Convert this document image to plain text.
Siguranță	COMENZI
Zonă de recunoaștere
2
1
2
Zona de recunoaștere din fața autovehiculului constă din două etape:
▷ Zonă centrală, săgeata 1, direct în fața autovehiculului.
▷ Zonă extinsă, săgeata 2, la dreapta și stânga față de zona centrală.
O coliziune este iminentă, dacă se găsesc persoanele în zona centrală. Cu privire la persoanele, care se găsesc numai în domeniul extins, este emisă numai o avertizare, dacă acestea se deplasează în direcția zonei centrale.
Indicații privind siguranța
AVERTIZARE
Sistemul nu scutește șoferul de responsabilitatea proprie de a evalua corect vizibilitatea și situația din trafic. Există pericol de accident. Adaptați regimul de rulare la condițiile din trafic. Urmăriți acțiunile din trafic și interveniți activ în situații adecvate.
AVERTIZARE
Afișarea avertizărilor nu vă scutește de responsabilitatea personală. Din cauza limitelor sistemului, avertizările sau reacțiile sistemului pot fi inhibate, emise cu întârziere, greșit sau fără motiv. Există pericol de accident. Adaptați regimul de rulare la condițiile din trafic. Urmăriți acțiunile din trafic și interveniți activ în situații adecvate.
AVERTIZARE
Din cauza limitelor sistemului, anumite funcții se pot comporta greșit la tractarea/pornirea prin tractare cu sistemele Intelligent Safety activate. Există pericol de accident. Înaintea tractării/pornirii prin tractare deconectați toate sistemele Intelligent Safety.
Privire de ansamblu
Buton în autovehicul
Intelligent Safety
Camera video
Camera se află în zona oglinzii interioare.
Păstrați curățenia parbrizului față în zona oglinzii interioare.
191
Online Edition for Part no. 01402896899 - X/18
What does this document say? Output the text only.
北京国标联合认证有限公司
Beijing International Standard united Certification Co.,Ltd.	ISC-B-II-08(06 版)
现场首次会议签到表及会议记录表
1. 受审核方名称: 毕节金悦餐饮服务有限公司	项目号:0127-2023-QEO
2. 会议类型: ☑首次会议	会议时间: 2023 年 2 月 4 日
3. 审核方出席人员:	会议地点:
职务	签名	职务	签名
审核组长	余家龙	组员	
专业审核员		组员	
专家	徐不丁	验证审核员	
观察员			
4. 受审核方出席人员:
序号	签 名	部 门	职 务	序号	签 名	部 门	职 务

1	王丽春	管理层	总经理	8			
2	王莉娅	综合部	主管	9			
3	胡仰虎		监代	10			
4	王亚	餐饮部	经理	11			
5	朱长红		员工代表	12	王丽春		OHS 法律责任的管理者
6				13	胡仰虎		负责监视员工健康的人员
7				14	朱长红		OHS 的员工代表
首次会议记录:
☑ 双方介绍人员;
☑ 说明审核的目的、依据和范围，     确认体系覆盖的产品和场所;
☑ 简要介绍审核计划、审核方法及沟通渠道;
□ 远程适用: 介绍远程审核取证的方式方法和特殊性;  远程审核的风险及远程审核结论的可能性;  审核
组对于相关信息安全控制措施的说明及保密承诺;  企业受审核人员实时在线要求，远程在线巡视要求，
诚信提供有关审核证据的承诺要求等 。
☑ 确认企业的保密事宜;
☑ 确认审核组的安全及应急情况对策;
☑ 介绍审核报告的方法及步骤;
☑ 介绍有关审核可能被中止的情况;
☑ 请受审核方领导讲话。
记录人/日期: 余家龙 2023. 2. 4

DIRECTIONS
Using the data above, output each line exactly.

COMPLETE RESPONSE
Convert this document image to plain text.
Siguranță	COMENZI
Zonă de recunoaștere
2
1
2
Zona de recunoaștere din fața autovehiculului constă din două etape:
▷ Zonă centrală, săgeata 1, direct în fața autovehiculului.
▷ Zonă extinsă, săgeata 2, la dreapta și stânga față de zona centrală.
O coliziune este iminentă, dacă se găsesc persoanele în zona centrală. Cu privire la persoanele, care se găsesc numai în domeniul extins, este emisă numai o avertizare, dacă acestea se deplasează în direcția zonei centrale.
Indicații privind siguranța
AVERTIZARE
Sistemul nu scutește șoferul de responsabilitatea proprie de a evalua corect vizibilitatea și situația din trafic. Există pericol de accident. Adaptați regimul de rulare la condițiile din trafic. Urmăriți acțiunile din trafic și interveniți activ în situații adecvate.
AVERTIZARE
Afișarea avertizărilor nu vă scutește de responsabilitatea personală. Din cauza limitelor sistemului, avertizările sau reacțiile sistemului pot fi inhibate, emise cu întârziere, greșit sau fără motiv. Există pericol de accident. Adaptați regimul de rulare la condițiile din trafic. Urmăriți acțiunile din trafic și interveniți activ în situații adecvate.
AVERTIZARE
Din cauza limitelor sistemului, anumite funcții se pot comporta greșit la tractarea/pornirea prin tractare cu sistemele Intelligent Safety activate. Există pericol de accident. Înaintea tractării/pornirii prin tractare deconectați toate sistemele Intelligent Safety.
Privire de ansamblu
Buton în autovehicul
Intelligent Safety
Camera video
Camera se află în zona oglinzii interioare.
Păstrați curățenia parbrizului față în zona oglinzii interioare.
191
Online Edition for Part no. 01402896899 - X/18
What does this document say? Output the text only.
北京国标联合认证有限公司
Beijing International Standard united Certification Co.,Ltd.	ISC-B-II-08(06 版)
现场首次会议签到表及会议记录表
1. 受审核方名称: 毕节金悦餐饮服务有限公司	项目号:0127-2023-QEO
2. 会议类型: ☑首次会议	会议时间: 2023 年 2 月 4 日
3. 审核方出席人员:	会议地点:
职务	签名	职务	签名
审核组长	余家龙	组员	
专业审核员		组员	
专家	徐不丁	验证审核员	
观察员			
4. 受审核方出席人员:
序号	签 名	部 门	职 务	序号	签 名	部 门	职 务

1	王丽春	管理层	总经理	8			
2	王莉娅	综合部	主管	9			
3	胡仰虎		监代	10			
4	王亚	餐饮部	经理	11			
5	朱长红		员工代表	12	王丽春		OHS 法律责任的管理者
6				13	胡仰虎		负责监视员工健康的人员
7				14	朱长红		OHS 的员工代表
首次会议记录:
☑ 双方介绍人员;
☑ 说明审核的目的、依据和范围，     确认体系覆盖的产品和场所;
☑ 简要介绍审核计划、审核方法及沟通渠道;
□ 远程适用: 介绍远程审核取证的方式方法和特殊性;  远程审核的风险及远程审核结论的可能性;  审核
组对于相关信息安全控制措施的说明及保密承诺;  企业受审核人员实时在线要求，远程在线巡视要求，
诚信提供有关审核证据的承诺要求等 。
☑ 确认企业的保密事宜;
☑ 确认审核组的安全及应急情况对策;
☑ 介绍审核报告的方法及步骤;
☑ 介绍有关审核可能被中止的情况;
☑ 请受审核方领导讲话。
记录人/日期: 余家龙 2023. 2. 4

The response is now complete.